━━━━━ DATA SHOWN

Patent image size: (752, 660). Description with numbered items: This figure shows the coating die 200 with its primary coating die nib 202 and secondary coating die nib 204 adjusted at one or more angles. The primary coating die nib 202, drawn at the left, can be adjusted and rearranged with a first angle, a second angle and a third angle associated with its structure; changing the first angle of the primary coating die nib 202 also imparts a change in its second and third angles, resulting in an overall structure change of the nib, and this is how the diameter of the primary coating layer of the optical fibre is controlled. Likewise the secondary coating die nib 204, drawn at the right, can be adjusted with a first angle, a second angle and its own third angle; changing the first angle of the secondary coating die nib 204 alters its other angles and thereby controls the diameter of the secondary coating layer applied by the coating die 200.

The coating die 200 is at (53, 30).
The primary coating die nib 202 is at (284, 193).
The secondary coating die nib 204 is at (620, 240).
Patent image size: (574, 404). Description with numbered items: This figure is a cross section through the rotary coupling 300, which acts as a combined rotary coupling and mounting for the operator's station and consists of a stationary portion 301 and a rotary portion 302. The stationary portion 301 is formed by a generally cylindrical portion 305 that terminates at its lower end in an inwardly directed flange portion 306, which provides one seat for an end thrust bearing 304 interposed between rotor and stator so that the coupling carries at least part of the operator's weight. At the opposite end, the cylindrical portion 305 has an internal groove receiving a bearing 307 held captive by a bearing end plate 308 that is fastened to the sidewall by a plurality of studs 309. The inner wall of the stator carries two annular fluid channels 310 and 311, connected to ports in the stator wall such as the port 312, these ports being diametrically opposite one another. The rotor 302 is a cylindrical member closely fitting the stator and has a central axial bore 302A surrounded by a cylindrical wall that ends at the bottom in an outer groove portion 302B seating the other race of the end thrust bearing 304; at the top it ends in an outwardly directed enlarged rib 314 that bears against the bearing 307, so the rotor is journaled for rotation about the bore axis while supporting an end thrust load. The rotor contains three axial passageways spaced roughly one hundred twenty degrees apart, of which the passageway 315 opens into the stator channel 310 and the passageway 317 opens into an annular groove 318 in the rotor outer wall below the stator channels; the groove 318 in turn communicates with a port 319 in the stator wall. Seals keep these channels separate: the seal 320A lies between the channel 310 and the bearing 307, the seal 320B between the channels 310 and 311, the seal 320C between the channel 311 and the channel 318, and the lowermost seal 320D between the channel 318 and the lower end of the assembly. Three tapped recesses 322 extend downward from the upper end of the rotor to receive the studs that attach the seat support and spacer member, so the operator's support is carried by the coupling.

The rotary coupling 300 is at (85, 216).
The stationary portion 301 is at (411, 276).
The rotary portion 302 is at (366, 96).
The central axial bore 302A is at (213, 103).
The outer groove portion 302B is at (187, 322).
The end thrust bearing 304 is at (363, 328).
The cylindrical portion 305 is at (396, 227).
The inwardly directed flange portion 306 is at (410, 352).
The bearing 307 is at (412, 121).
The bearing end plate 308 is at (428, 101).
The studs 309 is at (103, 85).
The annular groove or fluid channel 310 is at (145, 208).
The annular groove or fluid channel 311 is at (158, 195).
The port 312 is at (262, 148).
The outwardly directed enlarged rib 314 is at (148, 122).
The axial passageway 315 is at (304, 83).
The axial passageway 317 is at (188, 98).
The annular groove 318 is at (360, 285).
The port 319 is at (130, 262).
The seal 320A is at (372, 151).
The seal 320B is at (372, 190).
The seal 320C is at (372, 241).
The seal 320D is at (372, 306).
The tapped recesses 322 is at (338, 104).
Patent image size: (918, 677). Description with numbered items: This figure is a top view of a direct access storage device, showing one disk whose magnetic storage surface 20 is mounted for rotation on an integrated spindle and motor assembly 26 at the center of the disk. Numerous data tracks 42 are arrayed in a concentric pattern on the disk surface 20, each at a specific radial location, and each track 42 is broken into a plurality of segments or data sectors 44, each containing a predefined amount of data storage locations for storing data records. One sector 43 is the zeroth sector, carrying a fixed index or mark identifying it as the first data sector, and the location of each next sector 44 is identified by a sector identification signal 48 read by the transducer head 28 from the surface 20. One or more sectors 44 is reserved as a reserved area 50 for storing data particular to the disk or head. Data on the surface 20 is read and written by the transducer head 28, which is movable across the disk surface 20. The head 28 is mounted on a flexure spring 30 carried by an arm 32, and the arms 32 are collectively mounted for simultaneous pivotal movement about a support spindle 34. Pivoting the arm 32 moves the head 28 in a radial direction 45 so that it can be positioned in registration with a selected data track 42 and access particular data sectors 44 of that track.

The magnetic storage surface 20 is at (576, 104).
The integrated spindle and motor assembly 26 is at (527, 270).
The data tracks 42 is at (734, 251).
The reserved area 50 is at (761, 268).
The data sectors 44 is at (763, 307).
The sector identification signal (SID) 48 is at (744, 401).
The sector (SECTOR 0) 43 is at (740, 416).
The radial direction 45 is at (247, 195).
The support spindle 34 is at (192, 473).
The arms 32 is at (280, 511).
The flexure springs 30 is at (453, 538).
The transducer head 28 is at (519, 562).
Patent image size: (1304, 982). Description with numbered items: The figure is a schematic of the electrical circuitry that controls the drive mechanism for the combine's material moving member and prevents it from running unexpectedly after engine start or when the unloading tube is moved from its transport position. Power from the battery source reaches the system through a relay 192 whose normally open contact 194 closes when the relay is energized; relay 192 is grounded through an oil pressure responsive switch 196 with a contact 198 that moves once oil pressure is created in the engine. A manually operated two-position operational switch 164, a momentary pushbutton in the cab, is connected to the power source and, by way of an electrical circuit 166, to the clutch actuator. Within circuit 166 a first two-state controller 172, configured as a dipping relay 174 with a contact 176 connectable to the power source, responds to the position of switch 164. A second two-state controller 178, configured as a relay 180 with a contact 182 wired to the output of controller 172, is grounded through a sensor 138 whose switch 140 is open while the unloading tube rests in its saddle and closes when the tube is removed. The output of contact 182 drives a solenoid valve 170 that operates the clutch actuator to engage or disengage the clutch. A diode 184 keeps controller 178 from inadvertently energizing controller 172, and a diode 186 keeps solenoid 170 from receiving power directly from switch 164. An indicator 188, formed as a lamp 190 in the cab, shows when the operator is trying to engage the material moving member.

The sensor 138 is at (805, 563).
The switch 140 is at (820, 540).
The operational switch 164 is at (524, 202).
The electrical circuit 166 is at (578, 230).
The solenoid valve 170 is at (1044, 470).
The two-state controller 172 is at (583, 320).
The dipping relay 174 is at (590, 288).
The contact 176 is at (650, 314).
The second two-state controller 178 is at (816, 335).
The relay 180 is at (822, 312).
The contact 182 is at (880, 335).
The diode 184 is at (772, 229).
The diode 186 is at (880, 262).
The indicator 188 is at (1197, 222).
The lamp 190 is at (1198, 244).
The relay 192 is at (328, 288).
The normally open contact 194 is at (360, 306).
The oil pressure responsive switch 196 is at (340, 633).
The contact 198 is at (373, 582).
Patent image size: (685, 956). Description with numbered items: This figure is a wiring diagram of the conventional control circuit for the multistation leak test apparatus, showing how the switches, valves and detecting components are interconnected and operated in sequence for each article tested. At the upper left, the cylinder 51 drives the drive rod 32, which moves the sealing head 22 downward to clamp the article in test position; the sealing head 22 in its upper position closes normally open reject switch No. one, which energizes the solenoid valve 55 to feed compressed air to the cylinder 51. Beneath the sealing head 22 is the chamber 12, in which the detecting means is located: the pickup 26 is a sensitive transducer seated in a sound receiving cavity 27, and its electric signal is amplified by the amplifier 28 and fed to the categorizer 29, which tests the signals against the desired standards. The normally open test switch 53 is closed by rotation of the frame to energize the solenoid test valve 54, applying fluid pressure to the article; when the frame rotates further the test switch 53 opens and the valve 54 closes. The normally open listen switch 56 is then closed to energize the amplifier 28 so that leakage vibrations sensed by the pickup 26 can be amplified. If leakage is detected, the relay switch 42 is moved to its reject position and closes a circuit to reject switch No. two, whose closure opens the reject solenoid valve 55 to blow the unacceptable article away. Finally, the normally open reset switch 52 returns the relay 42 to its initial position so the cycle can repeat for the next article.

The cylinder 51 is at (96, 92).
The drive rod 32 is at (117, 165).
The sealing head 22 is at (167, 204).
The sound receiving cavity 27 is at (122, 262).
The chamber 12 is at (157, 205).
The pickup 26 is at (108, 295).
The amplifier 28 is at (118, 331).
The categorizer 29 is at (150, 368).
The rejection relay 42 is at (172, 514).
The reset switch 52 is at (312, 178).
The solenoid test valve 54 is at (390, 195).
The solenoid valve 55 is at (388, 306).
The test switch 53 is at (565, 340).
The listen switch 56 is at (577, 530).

━━━━━━━━━━

INSTRUCTION >>
Reproduce the listing above verbatim, beginning with its first line and continuing through the line that contains "The secondary coating die nib 204 is", with that line included.

TASK SOLUTION >>
Patent image size: (752, 660). Description with numbered items: This figure shows the coating die 200 with its primary coating die nib 202 and secondary coating die nib 204 adjusted at one or more angles. The primary coating die nib 202, drawn at the left, can be adjusted and rearranged with a first angle, a second angle and a third angle associated with its structure; changing the first angle of the primary coating die nib 202 also imparts a change in its second and third angles, resulting in an overall structure change of the nib, and this is how the diameter of the primary coating layer of the optical fibre is controlled. Likewise the secondary coating die nib 204, drawn at the right, can be adjusted with a first angle, a second angle and its own third angle; changing the first angle of the secondary coating die nib 204 alters its other angles and thereby controls the diameter of the secondary coating layer applied by the coating die 200.

The coating die 200 is at (53, 30).
The primary coating die nib 202 is at (284, 193).
The secondary coating die nib 204 is at (620, 240).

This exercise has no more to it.